Exercise prompt.
Locate every line that holds the string "Factors" and copy it.

Figure record extracts

** BEGIN **

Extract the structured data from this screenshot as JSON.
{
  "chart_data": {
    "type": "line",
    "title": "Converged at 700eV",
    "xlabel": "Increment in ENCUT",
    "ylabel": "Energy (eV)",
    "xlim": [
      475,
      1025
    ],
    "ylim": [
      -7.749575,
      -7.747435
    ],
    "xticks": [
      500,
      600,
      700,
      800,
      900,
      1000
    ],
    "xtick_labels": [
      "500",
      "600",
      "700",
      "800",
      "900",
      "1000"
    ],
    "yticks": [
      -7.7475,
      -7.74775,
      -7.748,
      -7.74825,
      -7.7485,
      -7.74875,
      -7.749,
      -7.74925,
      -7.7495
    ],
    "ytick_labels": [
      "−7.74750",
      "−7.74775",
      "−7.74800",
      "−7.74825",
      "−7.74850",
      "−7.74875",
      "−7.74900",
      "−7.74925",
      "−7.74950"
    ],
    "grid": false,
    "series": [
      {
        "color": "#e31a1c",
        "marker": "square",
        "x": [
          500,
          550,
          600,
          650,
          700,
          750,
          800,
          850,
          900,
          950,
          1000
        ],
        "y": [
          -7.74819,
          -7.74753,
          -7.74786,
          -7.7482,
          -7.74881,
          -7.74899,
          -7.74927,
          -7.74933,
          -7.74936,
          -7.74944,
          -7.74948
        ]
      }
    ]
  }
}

** END **
** BEGIN **

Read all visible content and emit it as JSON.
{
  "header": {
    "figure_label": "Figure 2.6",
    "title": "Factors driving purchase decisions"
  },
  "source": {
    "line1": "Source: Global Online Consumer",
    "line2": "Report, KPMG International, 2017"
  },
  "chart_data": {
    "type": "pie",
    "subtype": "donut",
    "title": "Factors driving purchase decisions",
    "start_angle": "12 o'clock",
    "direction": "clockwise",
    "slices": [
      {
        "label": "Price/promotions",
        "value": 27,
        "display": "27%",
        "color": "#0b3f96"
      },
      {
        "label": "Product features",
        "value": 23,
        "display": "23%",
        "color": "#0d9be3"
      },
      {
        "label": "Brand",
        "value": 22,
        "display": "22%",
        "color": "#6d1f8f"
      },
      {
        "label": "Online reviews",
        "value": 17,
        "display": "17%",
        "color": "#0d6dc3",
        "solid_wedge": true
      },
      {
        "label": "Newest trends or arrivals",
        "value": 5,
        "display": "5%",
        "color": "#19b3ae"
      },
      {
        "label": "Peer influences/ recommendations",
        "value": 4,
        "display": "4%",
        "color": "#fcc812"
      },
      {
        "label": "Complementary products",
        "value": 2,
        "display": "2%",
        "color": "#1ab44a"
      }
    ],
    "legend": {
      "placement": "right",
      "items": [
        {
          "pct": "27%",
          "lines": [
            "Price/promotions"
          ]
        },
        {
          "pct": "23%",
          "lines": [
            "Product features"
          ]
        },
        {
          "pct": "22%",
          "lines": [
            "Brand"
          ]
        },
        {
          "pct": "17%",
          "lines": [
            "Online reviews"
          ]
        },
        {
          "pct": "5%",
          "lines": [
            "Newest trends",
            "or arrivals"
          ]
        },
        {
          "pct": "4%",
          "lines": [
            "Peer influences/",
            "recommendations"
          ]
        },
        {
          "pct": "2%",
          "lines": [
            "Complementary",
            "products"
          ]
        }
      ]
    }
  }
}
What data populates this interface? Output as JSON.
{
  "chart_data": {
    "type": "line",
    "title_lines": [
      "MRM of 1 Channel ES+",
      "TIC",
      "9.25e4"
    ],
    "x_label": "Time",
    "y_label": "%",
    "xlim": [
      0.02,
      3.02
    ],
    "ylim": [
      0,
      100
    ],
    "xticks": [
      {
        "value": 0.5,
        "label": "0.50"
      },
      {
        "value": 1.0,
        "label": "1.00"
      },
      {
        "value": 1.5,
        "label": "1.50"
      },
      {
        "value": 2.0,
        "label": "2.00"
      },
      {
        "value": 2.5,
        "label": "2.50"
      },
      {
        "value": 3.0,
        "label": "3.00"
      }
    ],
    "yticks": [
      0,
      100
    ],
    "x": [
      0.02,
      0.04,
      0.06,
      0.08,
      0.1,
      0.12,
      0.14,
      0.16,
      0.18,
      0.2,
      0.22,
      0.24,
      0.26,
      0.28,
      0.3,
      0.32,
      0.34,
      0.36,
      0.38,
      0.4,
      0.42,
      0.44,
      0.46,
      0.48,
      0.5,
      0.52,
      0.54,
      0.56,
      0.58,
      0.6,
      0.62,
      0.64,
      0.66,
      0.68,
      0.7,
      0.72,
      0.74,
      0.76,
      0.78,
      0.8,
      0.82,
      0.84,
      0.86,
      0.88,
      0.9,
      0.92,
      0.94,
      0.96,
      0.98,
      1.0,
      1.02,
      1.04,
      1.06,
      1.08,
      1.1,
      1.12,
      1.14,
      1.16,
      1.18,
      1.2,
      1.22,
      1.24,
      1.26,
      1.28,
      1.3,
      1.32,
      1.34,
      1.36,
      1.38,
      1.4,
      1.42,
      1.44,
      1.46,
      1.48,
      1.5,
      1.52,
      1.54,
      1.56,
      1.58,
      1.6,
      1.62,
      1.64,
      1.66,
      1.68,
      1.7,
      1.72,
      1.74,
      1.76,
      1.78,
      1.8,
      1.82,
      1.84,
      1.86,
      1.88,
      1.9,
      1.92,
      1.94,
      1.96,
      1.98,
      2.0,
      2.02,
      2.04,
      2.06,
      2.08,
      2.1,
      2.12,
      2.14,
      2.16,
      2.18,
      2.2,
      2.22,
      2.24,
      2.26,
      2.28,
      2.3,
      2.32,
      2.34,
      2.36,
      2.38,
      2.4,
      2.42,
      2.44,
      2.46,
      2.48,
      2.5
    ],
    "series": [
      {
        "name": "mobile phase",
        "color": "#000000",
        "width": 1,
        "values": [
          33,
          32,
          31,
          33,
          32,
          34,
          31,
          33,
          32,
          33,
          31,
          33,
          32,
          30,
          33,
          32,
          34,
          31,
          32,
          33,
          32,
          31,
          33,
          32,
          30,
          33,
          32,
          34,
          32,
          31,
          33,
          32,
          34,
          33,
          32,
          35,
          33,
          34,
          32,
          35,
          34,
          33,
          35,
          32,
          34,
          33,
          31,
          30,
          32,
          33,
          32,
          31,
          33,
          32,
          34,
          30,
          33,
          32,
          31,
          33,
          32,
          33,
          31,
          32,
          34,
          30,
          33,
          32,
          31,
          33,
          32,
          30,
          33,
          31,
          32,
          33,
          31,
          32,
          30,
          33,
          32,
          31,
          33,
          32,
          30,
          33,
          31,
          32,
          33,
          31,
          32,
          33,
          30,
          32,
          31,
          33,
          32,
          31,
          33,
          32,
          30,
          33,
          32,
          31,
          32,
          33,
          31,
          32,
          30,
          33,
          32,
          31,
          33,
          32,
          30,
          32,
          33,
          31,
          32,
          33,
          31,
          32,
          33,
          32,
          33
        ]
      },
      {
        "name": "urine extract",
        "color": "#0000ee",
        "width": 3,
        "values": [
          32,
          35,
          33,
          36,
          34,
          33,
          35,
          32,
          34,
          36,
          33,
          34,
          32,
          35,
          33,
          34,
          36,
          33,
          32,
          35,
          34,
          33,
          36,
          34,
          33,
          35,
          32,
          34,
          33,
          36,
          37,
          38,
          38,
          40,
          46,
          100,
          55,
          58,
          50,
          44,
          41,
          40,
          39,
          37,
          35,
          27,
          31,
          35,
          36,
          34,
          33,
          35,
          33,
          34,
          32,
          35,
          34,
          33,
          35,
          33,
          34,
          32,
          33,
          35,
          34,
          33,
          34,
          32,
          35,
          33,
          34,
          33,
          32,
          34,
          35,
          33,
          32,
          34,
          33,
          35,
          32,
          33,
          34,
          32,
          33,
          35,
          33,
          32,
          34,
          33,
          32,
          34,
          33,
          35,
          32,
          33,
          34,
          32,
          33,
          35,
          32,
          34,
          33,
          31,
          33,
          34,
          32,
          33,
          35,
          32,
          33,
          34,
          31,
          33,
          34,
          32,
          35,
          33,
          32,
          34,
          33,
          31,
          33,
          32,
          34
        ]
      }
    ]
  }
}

** END **

Complete answer.
    "title": "Factors driving purchase decisions"
    "title": "Factors driving purchase decisions",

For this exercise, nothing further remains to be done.